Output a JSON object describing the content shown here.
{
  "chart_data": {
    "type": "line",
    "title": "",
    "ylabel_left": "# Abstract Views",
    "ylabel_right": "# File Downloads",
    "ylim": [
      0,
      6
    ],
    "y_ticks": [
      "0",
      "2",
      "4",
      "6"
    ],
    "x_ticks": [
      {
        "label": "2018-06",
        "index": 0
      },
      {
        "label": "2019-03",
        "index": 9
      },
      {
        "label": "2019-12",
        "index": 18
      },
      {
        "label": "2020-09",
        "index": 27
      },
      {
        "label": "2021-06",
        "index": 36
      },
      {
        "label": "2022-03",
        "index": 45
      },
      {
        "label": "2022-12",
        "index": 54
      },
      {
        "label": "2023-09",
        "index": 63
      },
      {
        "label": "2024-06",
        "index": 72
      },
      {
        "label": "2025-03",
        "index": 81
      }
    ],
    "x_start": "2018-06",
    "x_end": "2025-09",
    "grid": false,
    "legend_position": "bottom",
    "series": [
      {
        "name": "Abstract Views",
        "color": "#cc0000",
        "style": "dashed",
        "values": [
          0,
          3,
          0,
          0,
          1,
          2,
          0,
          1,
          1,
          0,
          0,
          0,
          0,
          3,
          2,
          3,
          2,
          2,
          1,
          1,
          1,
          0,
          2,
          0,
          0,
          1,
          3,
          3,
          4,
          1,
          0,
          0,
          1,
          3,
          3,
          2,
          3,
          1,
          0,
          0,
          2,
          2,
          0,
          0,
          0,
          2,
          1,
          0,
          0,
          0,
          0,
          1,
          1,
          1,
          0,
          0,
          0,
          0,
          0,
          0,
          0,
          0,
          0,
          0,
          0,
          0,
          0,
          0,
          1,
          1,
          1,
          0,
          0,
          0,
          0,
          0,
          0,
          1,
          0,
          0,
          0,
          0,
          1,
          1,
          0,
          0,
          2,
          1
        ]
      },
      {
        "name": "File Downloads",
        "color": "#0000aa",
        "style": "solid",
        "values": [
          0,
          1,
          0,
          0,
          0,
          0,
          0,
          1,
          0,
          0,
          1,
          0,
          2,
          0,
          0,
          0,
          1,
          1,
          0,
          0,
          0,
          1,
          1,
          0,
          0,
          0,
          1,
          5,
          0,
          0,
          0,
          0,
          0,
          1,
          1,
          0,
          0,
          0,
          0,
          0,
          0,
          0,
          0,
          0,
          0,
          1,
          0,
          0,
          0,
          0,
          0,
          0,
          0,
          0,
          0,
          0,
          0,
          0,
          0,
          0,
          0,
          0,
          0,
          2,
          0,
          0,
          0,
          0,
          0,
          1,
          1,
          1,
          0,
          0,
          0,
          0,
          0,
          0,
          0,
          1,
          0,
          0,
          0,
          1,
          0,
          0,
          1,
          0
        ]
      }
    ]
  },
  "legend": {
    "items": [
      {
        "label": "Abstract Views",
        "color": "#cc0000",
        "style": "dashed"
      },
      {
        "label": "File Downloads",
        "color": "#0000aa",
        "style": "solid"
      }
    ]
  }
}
◆ ◆ ◆ ◆ ◆ ◆ ◆
- **EXERCISE PROMPT**
Reproduce the records above exactly as they appear.

- **RESULT FOR THIS TASK**
Output a JSON object describing the content shown here.
{
  "chart_data": {
    "type": "line",
    "title": "",
    "ylabel_left": "# Abstract Views",
    "ylabel_right": "# File Downloads",
    "ylim": [
      0,
      6
    ],
    "y_ticks": [
      "0",
      "2",
      "4",
      "6"
    ],
    "x_ticks": [
      {
        "label": "2018-06",
        "index": 0
      },
      {
        "label": "2019-03",
        "index": 9
      },
      {
        "label": "2019-12",
        "index": 18
      },
      {
        "label": "2020-09",
        "index": 27
      },
      {
        "label": "2021-06",
        "index": 36
      },
      {
        "label": "2022-03",
        "index": 45
      },
      {
        "label": "2022-12",
        "index": 54
      },
      {
        "label": "2023-09",
        "index": 63
      },
      {
        "label": "2024-06",
        "index": 72
      },
      {
        "label": "2025-03",
        "index": 81
      }
    ],
    "x_start": "2018-06",
    "x_end": "2025-09",
    "grid": false,
    "legend_position": "bottom",
    "series": [
      {
        "name": "Abstract Views",
        "color": "#cc0000",
        "style": "dashed",
        "values": [
          0,
          3,
          0,
          0,
          1,
          2,
          0,
          1,
          1,
          0,
          0,
          0,
          0,
          3,
          2,
          3,
          2,
          2,
          1,
          1,
          1,
          0,
          2,
          0,
          0,
          1,
          3,
          3,
          4,
          1,
          0,
          0,
          1,
          3,
          3,
          2,
          3,
          1,
          0,
          0,
          2,
          2,
          0,
          0,
          0,
          2,
          1,
          0,
          0,
          0,
          0,
          1,
          1,
          1,
          0,
          0,
          0,
          0,
          0,
          0,
          0,
          0,
          0,
          0,
          0,
          0,
          0,
          0,
          1,
          1,
          1,
          0,
          0,
          0,
          0,
          0,
          0,
          1,
          0,
          0,
          0,
          0,
          1,
          1,
          0,
          0,
          2,
          1
        ]
      },
      {
        "name": "File Downloads",
        "color": "#0000aa",
        "style": "solid",
        "values": [
          0,
          1,
          0,
          0,
          0,
          0,
          0,
          1,
          0,
          0,
          1,
          0,
          2,
          0,
          0,
          0,
          1,
          1,
          0,
          0,
          0,
          1,
          1,
          0,
          0,
          0,
          1,
          5,
          0,
          0,
          0,
          0,
          0,
          1,
          1,
          0,
          0,
          0,
          0,
          0,
          0,
          0,
          0,
          0,
          0,
          1,
          0,
          0,
          0,
          0,
          0,
          0,
          0,
          0,
          0,
          0,
          0,
          0,
          0,
          0,
          0,
          0,
          0,
          2,
          0,
          0,
          0,
          0,
          0,
          1,
          1,
          1,
          0,
          0,
          0,
          0,
          0,
          0,
          0,
          1,
          0,
          0,
          0,
          1,
          0,
          0,
          1,
          0
        ]
      }
    ]
  },
  "legend": {
    "items": [
      {
        "label": "Abstract Views",
        "color": "#cc0000",
        "style": "dashed"
      },
      {
        "label": "File Downloads",
        "color": "#0000aa",
        "style": "solid"
      }
    ]
  }
}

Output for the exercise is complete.